-- start of DATASET --
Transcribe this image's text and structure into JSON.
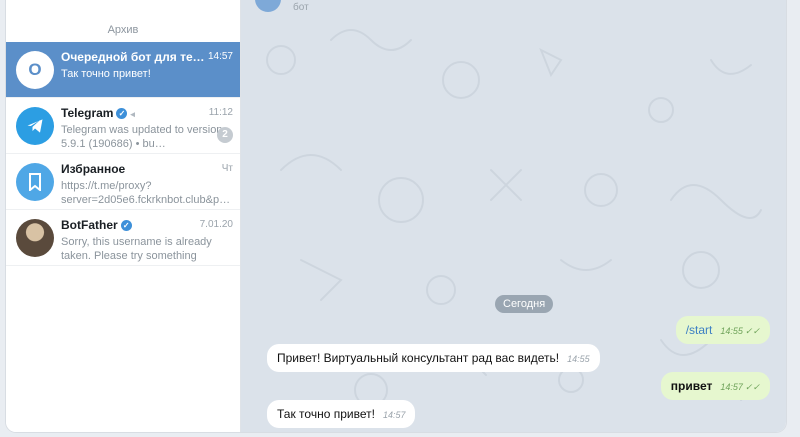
{
  "sidebar": {
    "archive_label": "Архив",
    "chats": [
      {
        "avatar_letter": "О",
        "title": "Очередной бот для теста",
        "time": "14:57",
        "preview": "Так точно привет!",
        "avatar_color": "#5b8fc9"
      },
      {
        "title": "Telegram",
        "time": "11:12",
        "preview": "Telegram was updated to version 5.9.1 (190686) • bu…",
        "badge": "2",
        "avatar_color": "#2c9ee3"
      },
      {
        "title": "Избранное",
        "time": "Чт",
        "preview": "https://t.me/proxy?server=2d05e6.fckrknbot.club&p…",
        "avatar_color": "#4fa7e6"
      },
      {
        "title": "BotFather",
        "time": "7.01.20",
        "preview": "Sorry, this username is already taken. Please try something differ…",
        "avatar_color": "#7a6a5a"
      }
    ]
  },
  "chat": {
    "header_fragment": "бот",
    "date_label": "Сегодня",
    "messages": [
      {
        "text": "/start",
        "time": "14:55",
        "checks": "✓✓"
      },
      {
        "text": "Привет! Виртуальный консультант рад вас видеть!",
        "time": "14:55"
      },
      {
        "text": "привет",
        "time": "14:57",
        "checks": "✓✓"
      },
      {
        "text": "Так точно привет!",
        "time": "14:57"
      }
    ]
  }
}
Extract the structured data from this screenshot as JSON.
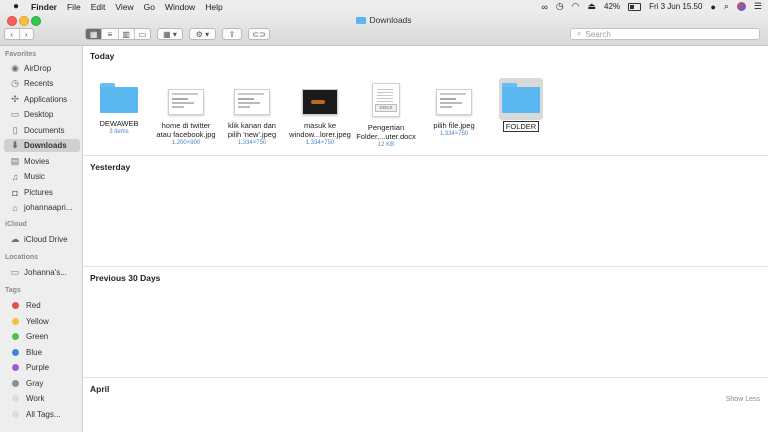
{
  "menubar": {
    "app": "Finder",
    "items": [
      "File",
      "Edit",
      "View",
      "Go",
      "Window",
      "Help"
    ],
    "battery": "42%",
    "clock": "Fri 3 Jun  15.50"
  },
  "window": {
    "title": "Downloads"
  },
  "toolbar": {
    "search_placeholder": "Search"
  },
  "sidebar": {
    "favorites_label": "Favorites",
    "favorites": [
      {
        "label": "AirDrop",
        "icon": "airdrop-icon"
      },
      {
        "label": "Recents",
        "icon": "clock-icon"
      },
      {
        "label": "Applications",
        "icon": "applications-icon"
      },
      {
        "label": "Desktop",
        "icon": "desktop-icon"
      },
      {
        "label": "Documents",
        "icon": "document-icon"
      },
      {
        "label": "Downloads",
        "icon": "download-icon"
      },
      {
        "label": "Movies",
        "icon": "film-icon"
      },
      {
        "label": "Music",
        "icon": "music-icon"
      },
      {
        "label": "Pictures",
        "icon": "camera-icon"
      },
      {
        "label": "johannaapri...",
        "icon": "home-icon"
      }
    ],
    "icloud_label": "iCloud",
    "icloud": [
      {
        "label": "iCloud Drive",
        "icon": "cloud-icon"
      }
    ],
    "locations_label": "Locations",
    "locations": [
      {
        "label": "Johanna's...",
        "icon": "laptop-icon"
      }
    ],
    "tags_label": "Tags",
    "tags": [
      {
        "label": "Red",
        "color": "#e0524b"
      },
      {
        "label": "Yellow",
        "color": "#f3c333"
      },
      {
        "label": "Green",
        "color": "#4fbf53"
      },
      {
        "label": "Blue",
        "color": "#3b86dd"
      },
      {
        "label": "Purple",
        "color": "#a35fc8"
      },
      {
        "label": "Gray",
        "color": "#8e8e8e"
      },
      {
        "label": "Work",
        "color": "#dddddd"
      },
      {
        "label": "All Tags...",
        "color": "#dddddd"
      }
    ]
  },
  "sections": {
    "today": "Today",
    "yesterday": "Yesterday",
    "previous30": "Previous 30 Days",
    "april": "April",
    "show_less": "Show Less"
  },
  "files": [
    {
      "name1": "DEWAWEB",
      "name2": "",
      "meta": "3 items"
    },
    {
      "name1": "home di twitter",
      "name2": "atau facebook.jpg",
      "meta": "1.200×900"
    },
    {
      "name1": "klik kanan dan",
      "name2": "pilih 'new'.jpeg",
      "meta": "1.334×750"
    },
    {
      "name1": "masuk ke",
      "name2": "window...lorer.jpeg",
      "meta": "1.334×750"
    },
    {
      "name1": "Pengertian",
      "name2": "Folder,...uter.docx",
      "meta": "12 KB"
    },
    {
      "name1": "pilih file.jpeg",
      "name2": "",
      "meta": "1.334×750"
    },
    {
      "name1": "FOLDER",
      "name2": "",
      "meta": ""
    }
  ],
  "doc_badge": "DOCX"
}
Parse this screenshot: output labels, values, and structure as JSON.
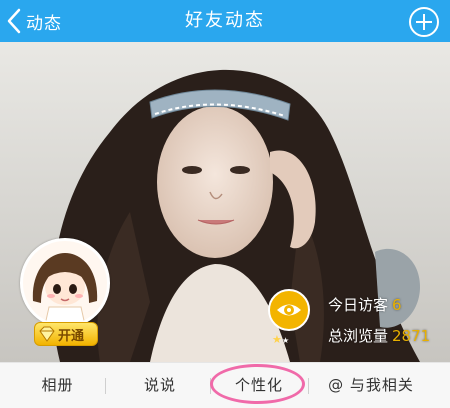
{
  "header": {
    "back_label": "动态",
    "title": "好友动态",
    "back_icon": "chevron-left-icon",
    "add_icon": "plus-circle-icon",
    "background": "#2aa7ee"
  },
  "profile": {
    "vip_label": "开通",
    "visitor_today_label": "今日访客",
    "visitor_today_value": "6",
    "total_views_label": "总浏览量",
    "total_views_value": "2871",
    "eye_icon": "eye-icon"
  },
  "tabs": [
    {
      "label": "相册"
    },
    {
      "label": "说说"
    },
    {
      "label": "个性化"
    },
    {
      "label": "@ 与我相关"
    }
  ],
  "highlight_color": "#f06aa9",
  "accent_color": "#f3b400"
}
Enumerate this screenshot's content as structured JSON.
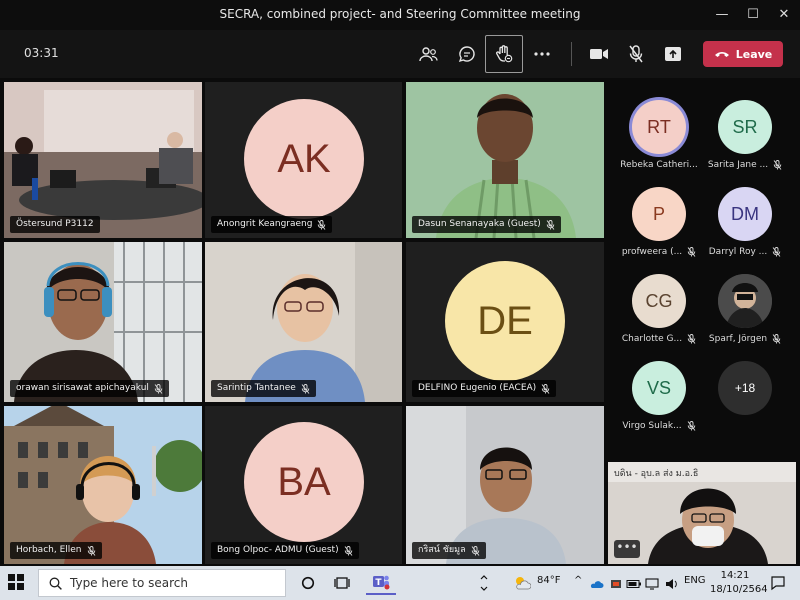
{
  "window": {
    "title": "SECRA, combined project- and Steering Committee meeting",
    "minimize_glyph": "—",
    "maximize_glyph": "☐",
    "close_glyph": "✕"
  },
  "toolbar": {
    "timer": "03:31",
    "buttons": [
      "people-icon",
      "chat-icon",
      "raise-hand-icon",
      "more-icon",
      "camera-icon",
      "mic-off-icon",
      "share-screen-icon"
    ],
    "leave_label": "Leave",
    "leave_color": "#c4314b"
  },
  "tiles": [
    {
      "name": "Östersund P3112",
      "type": "video"
    },
    {
      "name": "Anongrit Keangraeng",
      "initials": "AK",
      "type": "avatar",
      "color": "#f4cfc8",
      "text_color": "#7b2e22",
      "muted": true
    },
    {
      "name": "Dasun Senanayaka (Guest)",
      "type": "video",
      "muted": true
    },
    {
      "name": "orawan sirisawat apichayakul",
      "type": "video",
      "muted": true
    },
    {
      "name": "Sarintip Tantanee",
      "type": "video",
      "muted": true
    },
    {
      "name": "DELFINO Eugenio (EACEA)",
      "initials": "DE",
      "type": "avatar",
      "color": "#f8e6a8",
      "text_color": "#6b4f14",
      "muted": true
    },
    {
      "name": "Horbach, Ellen",
      "type": "video",
      "muted": true
    },
    {
      "name": "Bong Olpoc- ADMU (Guest)",
      "initials": "BA",
      "type": "avatar",
      "color": "#f4cfc8",
      "text_color": "#7b2e22",
      "muted": true
    },
    {
      "name": "กริสน์ ชัยมูล",
      "type": "video",
      "muted": true
    }
  ],
  "self_view": {
    "sign_text": "บดิน - อุบ.ล ส่ง ม.อ.ธิ",
    "more_label": "•••"
  },
  "roster": [
    {
      "initials": "RT",
      "name": "Rebeka Catheri...",
      "color": "#f4cfc8",
      "text_color": "#7b2e22",
      "muted": false,
      "speaking": true
    },
    {
      "initials": "SR",
      "name": "Sarita Jane ...",
      "color": "#c9eede",
      "text_color": "#1f6b4a",
      "muted": true
    },
    {
      "initials": "P",
      "name": "profweera (...",
      "color": "#f8d6c6",
      "text_color": "#8a3a1f",
      "muted": true
    },
    {
      "initials": "DM",
      "name": "Darryl Roy ...",
      "color": "#d9d6f3",
      "text_color": "#3a3580",
      "muted": true
    },
    {
      "initials": "CG",
      "name": "Charlotte G...",
      "color": "#e8dccf",
      "text_color": "#5a4330",
      "muted": true
    },
    {
      "initials": "",
      "name": "Sparf, Jörgen",
      "photo": true,
      "muted": true
    },
    {
      "initials": "VS",
      "name": "Virgo Sulak...",
      "color": "#c9eede",
      "text_color": "#1f6b4a",
      "muted": true
    },
    {
      "initials": "+18",
      "name": "",
      "overflow": true
    }
  ],
  "taskbar": {
    "search_placeholder": "Type here to search",
    "weather": "84°F",
    "language": "ENG",
    "time": "14:21",
    "date": "18/10/2564"
  }
}
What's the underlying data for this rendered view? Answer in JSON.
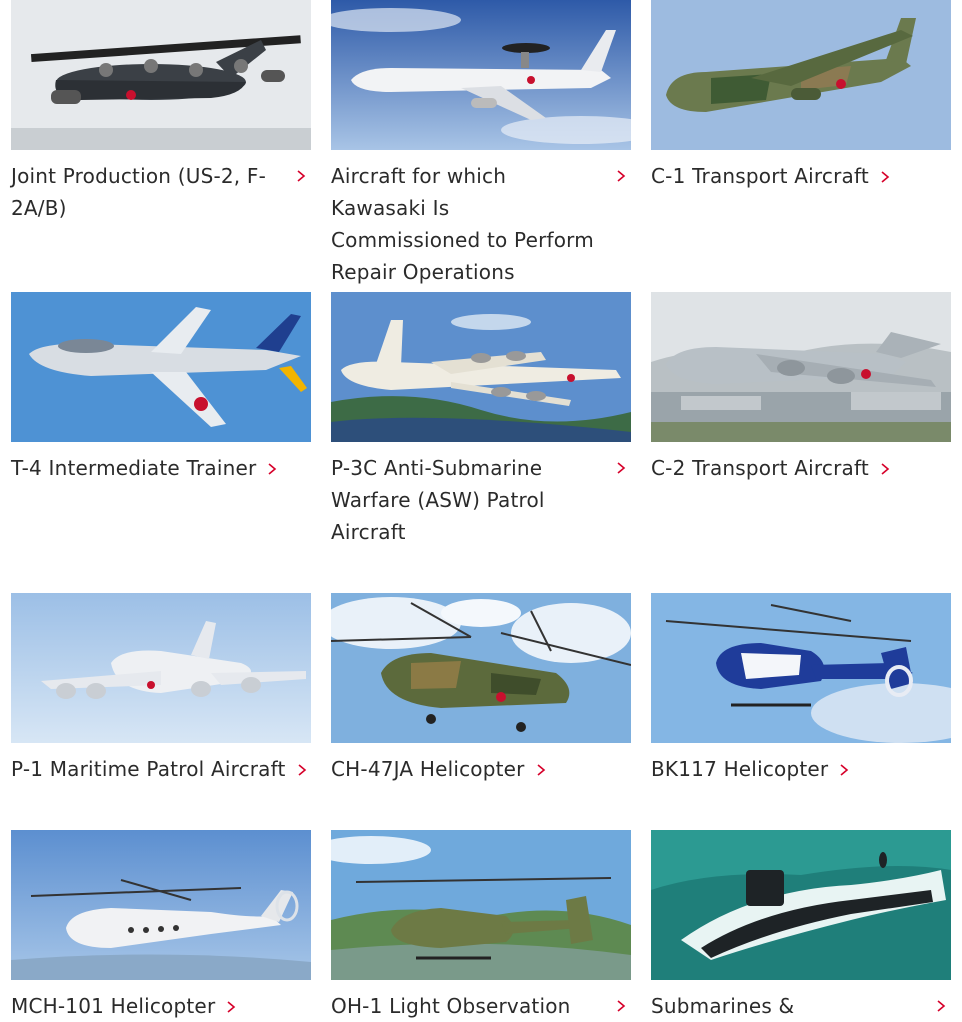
{
  "accent_color": "#d6002a",
  "cards": [
    {
      "label": "Joint Production (US-2, F-2A/B)",
      "image": "amphibian-aircraft-image"
    },
    {
      "label": "Aircraft for which Kawasaki Is Commissioned to Perform Repair Operations",
      "image": "awacs-aircraft-image"
    },
    {
      "label": "C-1 Transport Aircraft",
      "image": "c1-transport-image"
    },
    {
      "label": "T-4 Intermediate Trainer",
      "image": "t4-trainer-image"
    },
    {
      "label": "P-3C Anti-Submarine Warfare (ASW) Patrol Aircraft",
      "image": "p3c-patrol-image"
    },
    {
      "label": "C-2 Transport Aircraft",
      "image": "c2-transport-image"
    },
    {
      "label": "P-1 Maritime Patrol Aircraft",
      "image": "p1-patrol-image"
    },
    {
      "label": "CH-47JA Helicopter",
      "image": "ch47-helicopter-image"
    },
    {
      "label": "BK117 Helicopter",
      "image": "bk117-helicopter-image"
    },
    {
      "label": "MCH-101 Helicopter",
      "image": "mch101-helicopter-image"
    },
    {
      "label": "OH-1 Light Observation",
      "image": "oh1-helicopter-image"
    },
    {
      "label": "Submarines &",
      "image": "submarine-image"
    }
  ]
}
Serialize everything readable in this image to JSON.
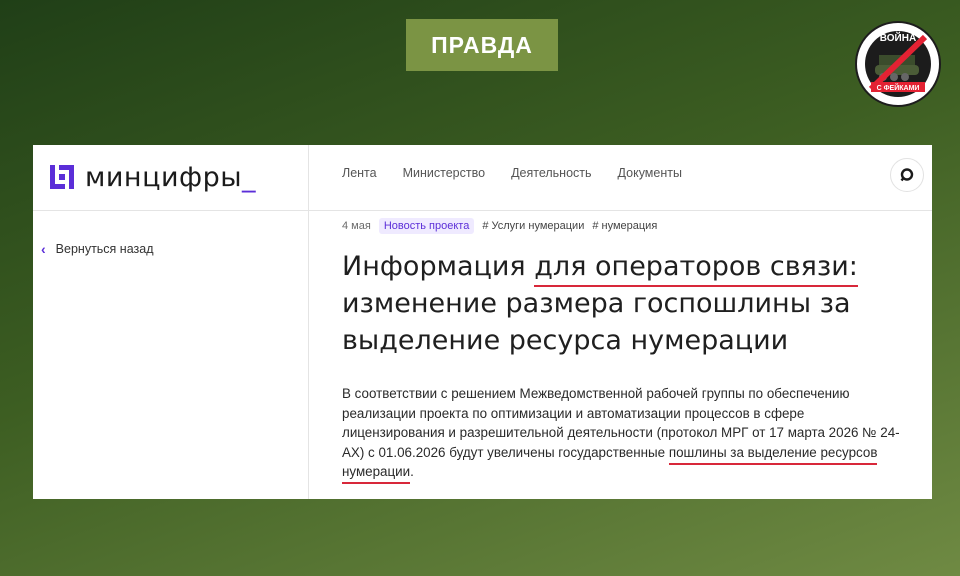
{
  "verdict": {
    "label": "ПРАВДА"
  },
  "badge": {
    "top_text": "ВОЙНА",
    "bottom_text": "С ФЕЙКАМИ"
  },
  "site": {
    "brand": "минцифры",
    "brand_cursor": "_",
    "nav": [
      "Лента",
      "Министерство",
      "Деятельность",
      "Документы"
    ],
    "back_label": "Вернуться назад"
  },
  "article": {
    "date": "4 мая",
    "badge": "Новость проекта",
    "tags": [
      "# Услуги нумерации",
      "# нумерация"
    ],
    "headline": {
      "part1": "Информация ",
      "underlined": "для операторов связи:",
      "part2": " изменение размера госпошлины за выделение ресурса нумерации"
    },
    "body": {
      "part1": "В соответствии с решением Межведомственной рабочей группы по обеспечению реализации проекта по оптимизации и автоматизации процессов в сфере лицензирования и разрешительной деятельности (протокол МРГ от 17 марта 2026 № 24-АХ) с 01.06.2026 будут увеличены государственные ",
      "underlined": "пошлины за выделение ресурсов нумерации",
      "end": "."
    }
  },
  "colors": {
    "accent": "#5b2ed8",
    "underline": "#d8283a",
    "verdict_bg": "#7b9444"
  }
}
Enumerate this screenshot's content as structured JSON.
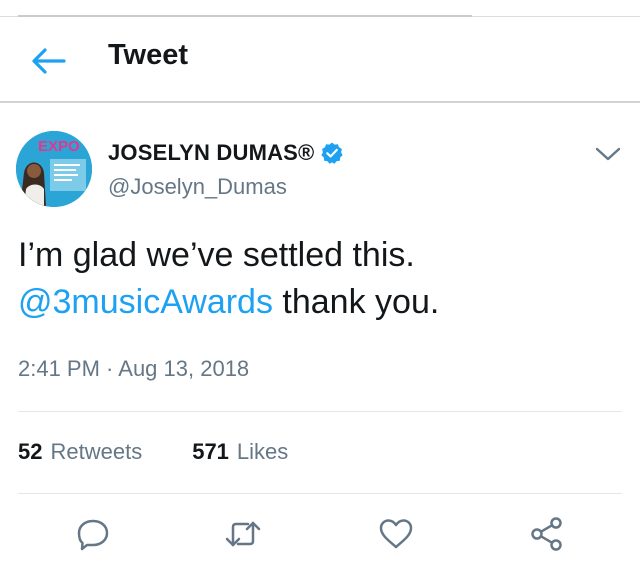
{
  "header": {
    "title": "Tweet"
  },
  "tweet": {
    "author": {
      "display_name": "JOSELYN DUMAS®",
      "handle": "@Joselyn_Dumas"
    },
    "avatar": {
      "logo_text": "EXPO"
    },
    "text_line1": "I’m glad we’ve settled this.",
    "mention": "@3musicAwards",
    "text_tail": " thank you.",
    "timestamp": "2:41 PM · Aug 13, 2018"
  },
  "stats": {
    "retweets_count": "52",
    "retweets_label": "Retweets",
    "likes_count": "571",
    "likes_label": "Likes"
  },
  "icons": {
    "back": "arrow-left-icon",
    "verified": "verified-badge-icon",
    "menu": "chevron-down-icon",
    "reply": "reply-icon",
    "retweet": "retweet-icon",
    "like": "heart-icon",
    "share": "share-icon"
  },
  "colors": {
    "accent": "#1da1f2",
    "muted": "#657786",
    "text": "#14171a"
  }
}
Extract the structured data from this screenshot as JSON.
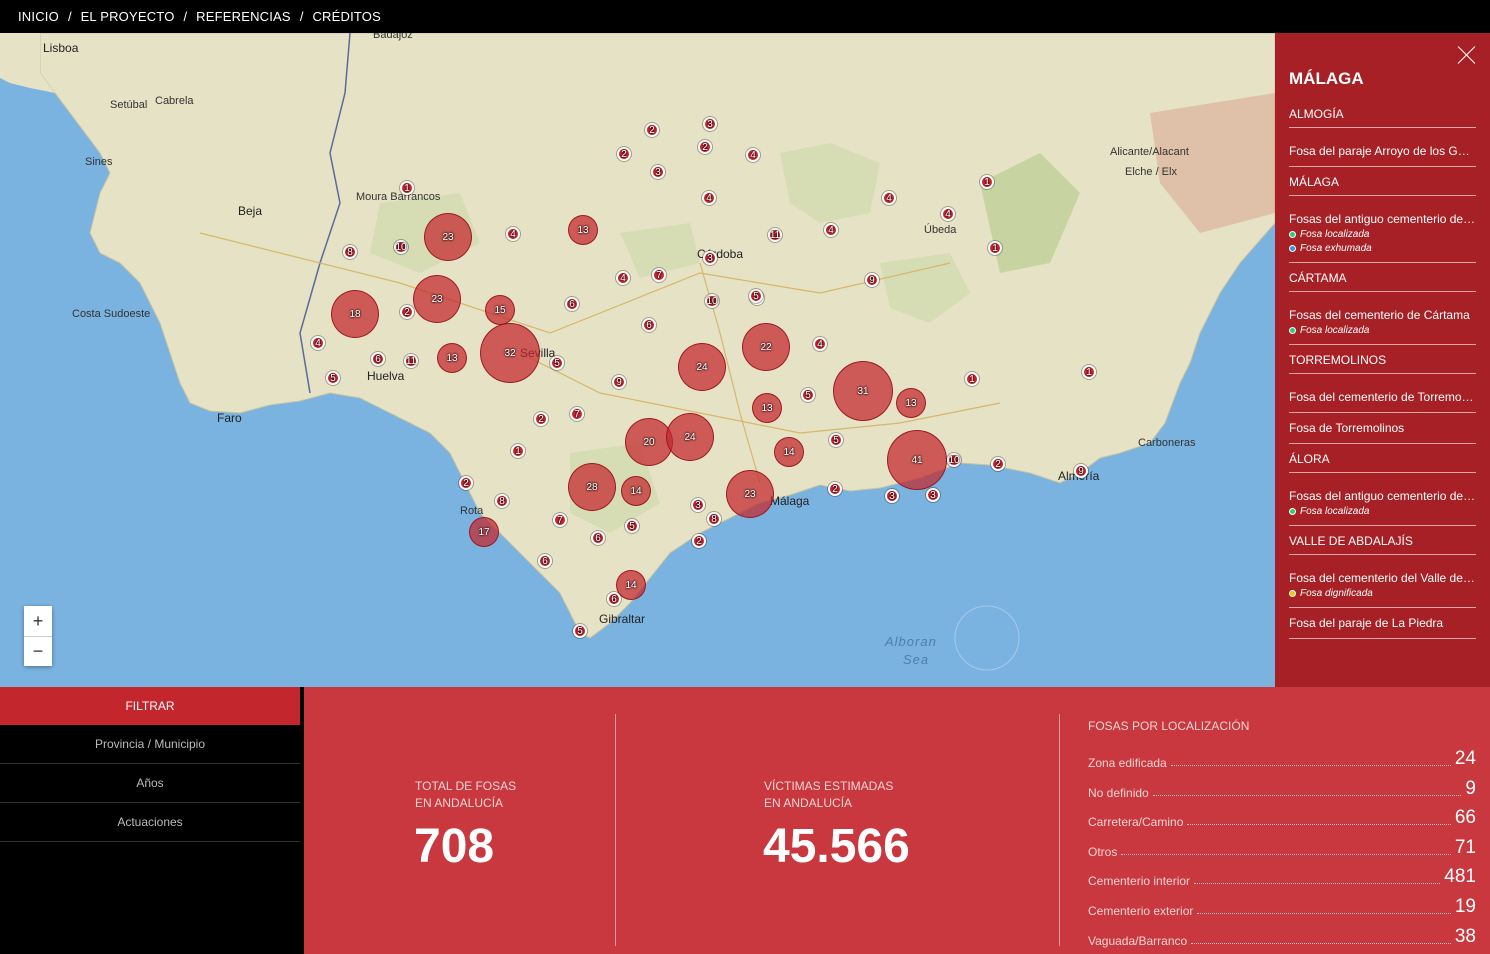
-- end of DATASET --
▶ STATED EXERCISE
State how many lines of the entries above include the word "нумерации", offering no text other than the number.

▶ OUTPUT FOR THIS TASK
3